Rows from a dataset
┏━━

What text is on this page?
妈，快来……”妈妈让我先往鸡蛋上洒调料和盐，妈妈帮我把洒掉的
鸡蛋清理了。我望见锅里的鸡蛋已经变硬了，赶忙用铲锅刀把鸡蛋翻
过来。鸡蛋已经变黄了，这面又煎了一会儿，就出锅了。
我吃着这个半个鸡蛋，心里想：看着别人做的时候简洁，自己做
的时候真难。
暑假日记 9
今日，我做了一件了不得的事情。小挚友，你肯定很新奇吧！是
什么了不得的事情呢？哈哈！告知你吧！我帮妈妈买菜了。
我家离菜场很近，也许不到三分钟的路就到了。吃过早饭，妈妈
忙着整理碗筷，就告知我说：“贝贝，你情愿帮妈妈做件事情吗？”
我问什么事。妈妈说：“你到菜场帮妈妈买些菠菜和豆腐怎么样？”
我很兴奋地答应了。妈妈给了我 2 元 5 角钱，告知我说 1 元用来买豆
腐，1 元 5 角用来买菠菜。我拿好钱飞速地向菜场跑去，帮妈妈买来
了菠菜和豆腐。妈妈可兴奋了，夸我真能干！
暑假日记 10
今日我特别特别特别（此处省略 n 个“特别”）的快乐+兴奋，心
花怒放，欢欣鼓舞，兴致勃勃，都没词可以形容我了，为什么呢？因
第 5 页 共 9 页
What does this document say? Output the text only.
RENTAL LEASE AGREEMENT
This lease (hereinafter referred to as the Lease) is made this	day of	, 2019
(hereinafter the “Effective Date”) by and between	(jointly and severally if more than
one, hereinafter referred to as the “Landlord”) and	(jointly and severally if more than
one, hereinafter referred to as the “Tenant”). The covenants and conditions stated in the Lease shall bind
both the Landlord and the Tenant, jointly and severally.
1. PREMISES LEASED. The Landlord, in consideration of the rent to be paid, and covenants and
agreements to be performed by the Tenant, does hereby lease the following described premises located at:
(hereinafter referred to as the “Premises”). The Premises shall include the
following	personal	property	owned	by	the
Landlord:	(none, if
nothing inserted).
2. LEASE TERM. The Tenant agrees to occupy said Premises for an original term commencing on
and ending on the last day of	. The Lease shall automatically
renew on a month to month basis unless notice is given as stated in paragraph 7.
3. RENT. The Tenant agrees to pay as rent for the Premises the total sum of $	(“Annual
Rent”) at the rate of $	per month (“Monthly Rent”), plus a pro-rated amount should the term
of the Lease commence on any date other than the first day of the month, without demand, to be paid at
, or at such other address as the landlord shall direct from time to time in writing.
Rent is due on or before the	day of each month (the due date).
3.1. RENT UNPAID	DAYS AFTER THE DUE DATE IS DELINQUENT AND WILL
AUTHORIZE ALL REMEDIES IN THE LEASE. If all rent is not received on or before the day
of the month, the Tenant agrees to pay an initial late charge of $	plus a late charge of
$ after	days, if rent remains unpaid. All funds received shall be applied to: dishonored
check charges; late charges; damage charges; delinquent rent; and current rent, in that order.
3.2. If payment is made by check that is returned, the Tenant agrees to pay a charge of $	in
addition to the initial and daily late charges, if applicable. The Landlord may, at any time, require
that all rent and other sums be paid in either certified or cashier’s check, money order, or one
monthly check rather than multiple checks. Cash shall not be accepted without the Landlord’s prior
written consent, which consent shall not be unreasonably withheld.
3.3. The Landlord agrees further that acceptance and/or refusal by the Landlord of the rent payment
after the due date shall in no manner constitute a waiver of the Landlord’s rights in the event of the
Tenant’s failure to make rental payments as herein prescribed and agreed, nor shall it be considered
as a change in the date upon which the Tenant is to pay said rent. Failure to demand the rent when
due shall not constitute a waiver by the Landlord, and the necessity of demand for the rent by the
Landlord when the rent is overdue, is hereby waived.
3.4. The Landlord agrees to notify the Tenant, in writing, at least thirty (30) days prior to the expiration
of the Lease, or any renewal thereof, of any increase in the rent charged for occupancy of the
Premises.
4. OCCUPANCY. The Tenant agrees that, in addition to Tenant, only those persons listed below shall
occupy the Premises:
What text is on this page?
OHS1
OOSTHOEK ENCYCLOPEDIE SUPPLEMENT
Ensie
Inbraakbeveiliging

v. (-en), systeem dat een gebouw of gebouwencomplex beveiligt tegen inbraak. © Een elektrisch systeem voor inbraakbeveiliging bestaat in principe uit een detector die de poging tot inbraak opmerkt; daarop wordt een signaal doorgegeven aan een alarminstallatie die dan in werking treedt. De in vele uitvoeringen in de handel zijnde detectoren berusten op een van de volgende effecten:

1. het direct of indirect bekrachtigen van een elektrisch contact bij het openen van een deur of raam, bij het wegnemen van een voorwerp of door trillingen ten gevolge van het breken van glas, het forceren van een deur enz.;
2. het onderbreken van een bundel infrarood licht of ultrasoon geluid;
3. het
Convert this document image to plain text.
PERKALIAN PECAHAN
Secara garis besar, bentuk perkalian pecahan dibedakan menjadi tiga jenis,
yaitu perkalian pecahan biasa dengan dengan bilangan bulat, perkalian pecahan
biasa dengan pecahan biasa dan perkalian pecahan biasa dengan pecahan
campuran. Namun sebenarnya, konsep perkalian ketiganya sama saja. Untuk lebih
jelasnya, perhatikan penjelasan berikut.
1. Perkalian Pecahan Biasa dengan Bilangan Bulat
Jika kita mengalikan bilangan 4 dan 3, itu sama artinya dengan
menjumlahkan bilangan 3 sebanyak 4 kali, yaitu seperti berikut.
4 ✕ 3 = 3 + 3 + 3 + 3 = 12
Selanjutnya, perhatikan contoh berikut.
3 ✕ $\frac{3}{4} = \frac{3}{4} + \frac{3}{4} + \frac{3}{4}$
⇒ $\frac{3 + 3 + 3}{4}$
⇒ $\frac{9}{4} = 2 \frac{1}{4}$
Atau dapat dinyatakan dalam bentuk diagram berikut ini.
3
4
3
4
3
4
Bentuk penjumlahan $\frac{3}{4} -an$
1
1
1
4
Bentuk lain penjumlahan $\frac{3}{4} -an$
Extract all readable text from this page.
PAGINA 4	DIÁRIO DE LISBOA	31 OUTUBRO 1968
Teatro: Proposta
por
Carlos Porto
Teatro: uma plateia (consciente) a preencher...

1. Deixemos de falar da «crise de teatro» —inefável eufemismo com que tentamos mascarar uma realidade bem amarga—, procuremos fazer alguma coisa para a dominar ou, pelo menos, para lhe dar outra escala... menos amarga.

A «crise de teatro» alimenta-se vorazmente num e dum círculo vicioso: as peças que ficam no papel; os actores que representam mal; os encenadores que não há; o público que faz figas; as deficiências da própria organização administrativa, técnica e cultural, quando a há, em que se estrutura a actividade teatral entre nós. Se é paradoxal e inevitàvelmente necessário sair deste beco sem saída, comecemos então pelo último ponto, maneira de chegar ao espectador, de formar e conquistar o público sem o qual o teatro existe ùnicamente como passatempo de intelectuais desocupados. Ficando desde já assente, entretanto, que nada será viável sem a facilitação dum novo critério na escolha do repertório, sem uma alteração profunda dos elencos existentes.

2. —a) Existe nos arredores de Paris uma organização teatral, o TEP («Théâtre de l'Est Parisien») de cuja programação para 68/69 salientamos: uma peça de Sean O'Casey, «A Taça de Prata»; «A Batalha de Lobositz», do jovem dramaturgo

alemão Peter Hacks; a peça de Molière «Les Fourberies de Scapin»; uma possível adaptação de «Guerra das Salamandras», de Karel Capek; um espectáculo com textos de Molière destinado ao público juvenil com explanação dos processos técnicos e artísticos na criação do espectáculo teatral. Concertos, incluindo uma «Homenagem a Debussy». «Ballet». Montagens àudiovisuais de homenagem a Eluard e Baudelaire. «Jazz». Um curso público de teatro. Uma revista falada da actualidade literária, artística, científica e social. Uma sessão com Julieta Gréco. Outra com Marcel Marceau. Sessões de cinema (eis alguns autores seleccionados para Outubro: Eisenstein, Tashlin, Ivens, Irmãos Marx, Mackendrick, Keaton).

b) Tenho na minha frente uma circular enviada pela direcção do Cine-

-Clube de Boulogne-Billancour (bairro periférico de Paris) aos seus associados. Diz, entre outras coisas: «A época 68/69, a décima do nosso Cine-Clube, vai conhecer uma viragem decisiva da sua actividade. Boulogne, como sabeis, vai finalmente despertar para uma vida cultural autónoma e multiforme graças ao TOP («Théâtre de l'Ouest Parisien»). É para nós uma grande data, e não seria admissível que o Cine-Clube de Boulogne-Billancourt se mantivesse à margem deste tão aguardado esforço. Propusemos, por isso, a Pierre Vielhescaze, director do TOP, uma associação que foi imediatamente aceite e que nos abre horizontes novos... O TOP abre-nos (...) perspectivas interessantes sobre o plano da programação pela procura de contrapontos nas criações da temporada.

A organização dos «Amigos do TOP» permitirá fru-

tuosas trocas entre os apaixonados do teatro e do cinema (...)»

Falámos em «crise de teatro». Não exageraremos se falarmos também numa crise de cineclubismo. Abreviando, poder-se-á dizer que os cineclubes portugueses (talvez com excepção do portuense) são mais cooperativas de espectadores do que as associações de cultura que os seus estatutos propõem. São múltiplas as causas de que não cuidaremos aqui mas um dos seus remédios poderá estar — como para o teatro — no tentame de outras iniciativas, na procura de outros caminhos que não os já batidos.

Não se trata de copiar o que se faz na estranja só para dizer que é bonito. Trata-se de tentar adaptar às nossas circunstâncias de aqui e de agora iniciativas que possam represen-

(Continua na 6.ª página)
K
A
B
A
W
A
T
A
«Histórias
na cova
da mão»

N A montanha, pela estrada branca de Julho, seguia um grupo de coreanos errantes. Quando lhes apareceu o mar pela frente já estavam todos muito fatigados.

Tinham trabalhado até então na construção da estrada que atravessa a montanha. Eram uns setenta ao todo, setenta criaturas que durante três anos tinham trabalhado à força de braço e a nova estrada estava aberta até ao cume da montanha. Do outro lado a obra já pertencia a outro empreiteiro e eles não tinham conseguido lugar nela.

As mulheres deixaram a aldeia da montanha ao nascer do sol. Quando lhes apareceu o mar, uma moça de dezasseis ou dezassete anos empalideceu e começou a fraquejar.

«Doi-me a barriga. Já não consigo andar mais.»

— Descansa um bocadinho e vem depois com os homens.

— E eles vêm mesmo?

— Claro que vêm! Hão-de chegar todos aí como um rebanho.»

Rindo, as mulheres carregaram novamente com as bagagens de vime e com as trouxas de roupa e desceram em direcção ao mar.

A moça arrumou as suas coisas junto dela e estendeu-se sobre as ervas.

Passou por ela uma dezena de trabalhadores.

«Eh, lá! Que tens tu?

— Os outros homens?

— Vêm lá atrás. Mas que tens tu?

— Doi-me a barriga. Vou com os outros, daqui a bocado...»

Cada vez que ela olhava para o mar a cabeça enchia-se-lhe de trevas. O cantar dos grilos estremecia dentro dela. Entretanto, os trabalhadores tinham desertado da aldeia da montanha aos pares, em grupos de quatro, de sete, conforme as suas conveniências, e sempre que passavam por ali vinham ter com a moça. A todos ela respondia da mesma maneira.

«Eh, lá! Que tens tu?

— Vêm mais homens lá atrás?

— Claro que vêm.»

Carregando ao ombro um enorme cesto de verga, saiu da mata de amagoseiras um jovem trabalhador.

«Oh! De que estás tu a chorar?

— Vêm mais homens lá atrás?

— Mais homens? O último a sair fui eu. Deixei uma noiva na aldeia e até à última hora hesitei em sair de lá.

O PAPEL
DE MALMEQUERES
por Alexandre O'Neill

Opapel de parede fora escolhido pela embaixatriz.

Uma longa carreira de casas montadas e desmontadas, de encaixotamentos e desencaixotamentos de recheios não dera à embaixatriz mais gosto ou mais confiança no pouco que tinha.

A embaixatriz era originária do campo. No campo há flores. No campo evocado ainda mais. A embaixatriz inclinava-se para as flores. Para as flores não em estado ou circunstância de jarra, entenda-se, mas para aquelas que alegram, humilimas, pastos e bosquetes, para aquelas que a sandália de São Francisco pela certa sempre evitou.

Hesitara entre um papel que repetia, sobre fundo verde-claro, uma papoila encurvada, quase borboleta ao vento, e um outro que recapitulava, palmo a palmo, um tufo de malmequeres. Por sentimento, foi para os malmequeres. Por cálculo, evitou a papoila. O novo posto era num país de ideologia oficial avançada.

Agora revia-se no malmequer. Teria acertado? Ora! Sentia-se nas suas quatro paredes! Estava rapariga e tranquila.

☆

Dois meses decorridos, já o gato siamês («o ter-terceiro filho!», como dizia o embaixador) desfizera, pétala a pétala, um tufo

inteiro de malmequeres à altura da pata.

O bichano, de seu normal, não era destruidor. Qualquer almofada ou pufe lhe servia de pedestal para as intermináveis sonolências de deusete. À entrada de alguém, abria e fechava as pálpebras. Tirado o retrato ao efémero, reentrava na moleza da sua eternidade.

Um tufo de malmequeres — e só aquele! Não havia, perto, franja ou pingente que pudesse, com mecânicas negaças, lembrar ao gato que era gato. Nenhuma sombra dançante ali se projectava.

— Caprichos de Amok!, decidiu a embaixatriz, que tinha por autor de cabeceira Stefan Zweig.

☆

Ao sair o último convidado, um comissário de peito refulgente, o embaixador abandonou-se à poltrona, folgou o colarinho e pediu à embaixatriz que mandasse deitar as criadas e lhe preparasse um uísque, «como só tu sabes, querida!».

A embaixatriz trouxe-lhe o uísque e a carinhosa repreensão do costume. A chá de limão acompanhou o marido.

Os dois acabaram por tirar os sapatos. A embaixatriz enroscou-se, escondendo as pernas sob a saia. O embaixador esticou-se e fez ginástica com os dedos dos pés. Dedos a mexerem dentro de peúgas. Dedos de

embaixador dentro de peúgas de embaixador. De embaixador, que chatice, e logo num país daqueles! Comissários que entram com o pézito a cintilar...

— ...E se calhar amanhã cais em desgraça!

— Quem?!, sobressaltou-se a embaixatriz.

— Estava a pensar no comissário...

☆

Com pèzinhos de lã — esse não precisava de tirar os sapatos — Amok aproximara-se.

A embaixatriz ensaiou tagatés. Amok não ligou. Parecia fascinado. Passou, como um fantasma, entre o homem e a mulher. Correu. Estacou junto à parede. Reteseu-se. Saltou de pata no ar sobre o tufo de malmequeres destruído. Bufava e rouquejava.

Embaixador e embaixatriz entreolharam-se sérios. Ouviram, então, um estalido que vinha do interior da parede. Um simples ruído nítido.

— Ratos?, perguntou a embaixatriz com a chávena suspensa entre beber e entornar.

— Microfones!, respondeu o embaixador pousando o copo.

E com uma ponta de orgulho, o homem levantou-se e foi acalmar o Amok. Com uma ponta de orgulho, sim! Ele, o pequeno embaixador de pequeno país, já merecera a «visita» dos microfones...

┗━━

WHAT THE TASK ASKS:
Find how many lines of the listing include the string "initial" and give that number, nothing else.

FINAL ANSWER:
2